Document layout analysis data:
++++

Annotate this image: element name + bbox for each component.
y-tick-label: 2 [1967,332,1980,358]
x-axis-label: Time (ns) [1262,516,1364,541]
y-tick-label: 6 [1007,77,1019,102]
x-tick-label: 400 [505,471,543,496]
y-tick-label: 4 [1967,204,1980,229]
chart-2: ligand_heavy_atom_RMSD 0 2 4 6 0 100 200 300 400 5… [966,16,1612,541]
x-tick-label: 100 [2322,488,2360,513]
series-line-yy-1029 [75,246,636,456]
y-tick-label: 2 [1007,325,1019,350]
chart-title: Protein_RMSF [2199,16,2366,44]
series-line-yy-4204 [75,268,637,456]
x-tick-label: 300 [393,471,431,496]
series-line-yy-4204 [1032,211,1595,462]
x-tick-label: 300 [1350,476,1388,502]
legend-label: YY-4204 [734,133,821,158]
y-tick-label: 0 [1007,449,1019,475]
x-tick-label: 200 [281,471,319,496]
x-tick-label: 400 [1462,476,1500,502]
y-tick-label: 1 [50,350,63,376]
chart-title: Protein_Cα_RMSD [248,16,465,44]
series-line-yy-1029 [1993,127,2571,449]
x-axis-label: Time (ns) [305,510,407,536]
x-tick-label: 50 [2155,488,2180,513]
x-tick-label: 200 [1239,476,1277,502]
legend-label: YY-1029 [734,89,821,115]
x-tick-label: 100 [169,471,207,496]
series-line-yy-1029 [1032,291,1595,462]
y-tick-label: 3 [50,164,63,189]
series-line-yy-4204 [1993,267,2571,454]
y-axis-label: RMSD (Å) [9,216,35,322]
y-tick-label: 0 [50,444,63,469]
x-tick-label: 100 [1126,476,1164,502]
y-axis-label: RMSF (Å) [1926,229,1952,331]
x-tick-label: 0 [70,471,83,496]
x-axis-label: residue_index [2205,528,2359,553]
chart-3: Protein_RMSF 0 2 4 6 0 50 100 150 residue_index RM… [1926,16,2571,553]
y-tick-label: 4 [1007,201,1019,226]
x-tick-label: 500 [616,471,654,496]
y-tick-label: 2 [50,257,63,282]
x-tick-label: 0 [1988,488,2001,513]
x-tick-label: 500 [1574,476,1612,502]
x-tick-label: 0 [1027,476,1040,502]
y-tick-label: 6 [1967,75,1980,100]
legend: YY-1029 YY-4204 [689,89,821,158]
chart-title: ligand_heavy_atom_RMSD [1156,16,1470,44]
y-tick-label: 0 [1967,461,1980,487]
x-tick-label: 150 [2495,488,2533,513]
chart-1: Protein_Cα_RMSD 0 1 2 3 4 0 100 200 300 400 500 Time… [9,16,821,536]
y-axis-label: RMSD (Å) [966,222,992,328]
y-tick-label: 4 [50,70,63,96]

++++

### WHAT NEEDS TO BE DONE
Print every record above exactly as it stands.

### ANSWER TO THE PROBLEM
Annotate this image: element name + bbox for each component.
y-tick-label: 2 [1967,332,1980,358]
x-axis-label: Time (ns) [1262,516,1364,541]
y-tick-label: 6 [1007,77,1019,102]
x-tick-label: 400 [505,471,543,496]
y-tick-label: 4 [1967,204,1980,229]
chart-2: ligand_heavy_atom_RMSD 0 2 4 6 0 100 200 300 400 5… [966,16,1612,541]
x-tick-label: 100 [2322,488,2360,513]
series-line-yy-1029 [75,246,636,456]
y-tick-label: 2 [1007,325,1019,350]
chart-title: Protein_RMSF [2199,16,2366,44]
series-line-yy-4204 [75,268,637,456]
x-tick-label: 300 [393,471,431,496]
series-line-yy-4204 [1032,211,1595,462]
x-tick-label: 300 [1350,476,1388,502]
legend-label: YY-4204 [734,133,821,158]
y-tick-label: 0 [1007,449,1019,475]
x-tick-label: 200 [281,471,319,496]
x-tick-label: 400 [1462,476,1500,502]
y-tick-label: 1 [50,350,63,376]
chart-title: Protein_Cα_RMSD [248,16,465,44]
series-line-yy-1029 [1993,127,2571,449]
x-axis-label: Time (ns) [305,510,407,536]
x-tick-label: 50 [2155,488,2180,513]
x-tick-label: 200 [1239,476,1277,502]
legend-label: YY-1029 [734,89,821,115]
x-tick-label: 100 [169,471,207,496]
series-line-yy-1029 [1032,291,1595,462]
y-tick-label: 3 [50,164,63,189]
series-line-yy-4204 [1993,267,2571,454]
y-axis-label: RMSD (Å) [9,216,35,322]
y-tick-label: 0 [50,444,63,469]
x-tick-label: 100 [1126,476,1164,502]
y-axis-label: RMSF (Å) [1926,229,1952,331]
x-tick-label: 0 [70,471,83,496]
x-axis-label: residue_index [2205,528,2359,553]
chart-3: Protein_RMSF 0 2 4 6 0 50 100 150 residue_index RM… [1926,16,2571,553]
y-tick-label: 4 [1007,201,1019,226]
x-tick-label: 500 [616,471,654,496]
y-tick-label: 2 [50,257,63,282]
x-tick-label: 0 [1988,488,2001,513]
x-tick-label: 500 [1574,476,1612,502]
x-tick-label: 0 [1027,476,1040,502]
y-tick-label: 6 [1967,75,1980,100]
legend: YY-1029 YY-4204 [689,89,821,158]
chart-title: ligand_heavy_atom_RMSD [1156,16,1470,44]
y-tick-label: 0 [1967,461,1980,487]
x-tick-label: 150 [2495,488,2533,513]
chart-1: Protein_Cα_RMSD 0 1 2 3 4 0 100 200 300 400 500 Time… [9,16,821,536]
y-axis-label: RMSD (Å) [966,222,992,328]
y-tick-label: 4 [50,70,63,96]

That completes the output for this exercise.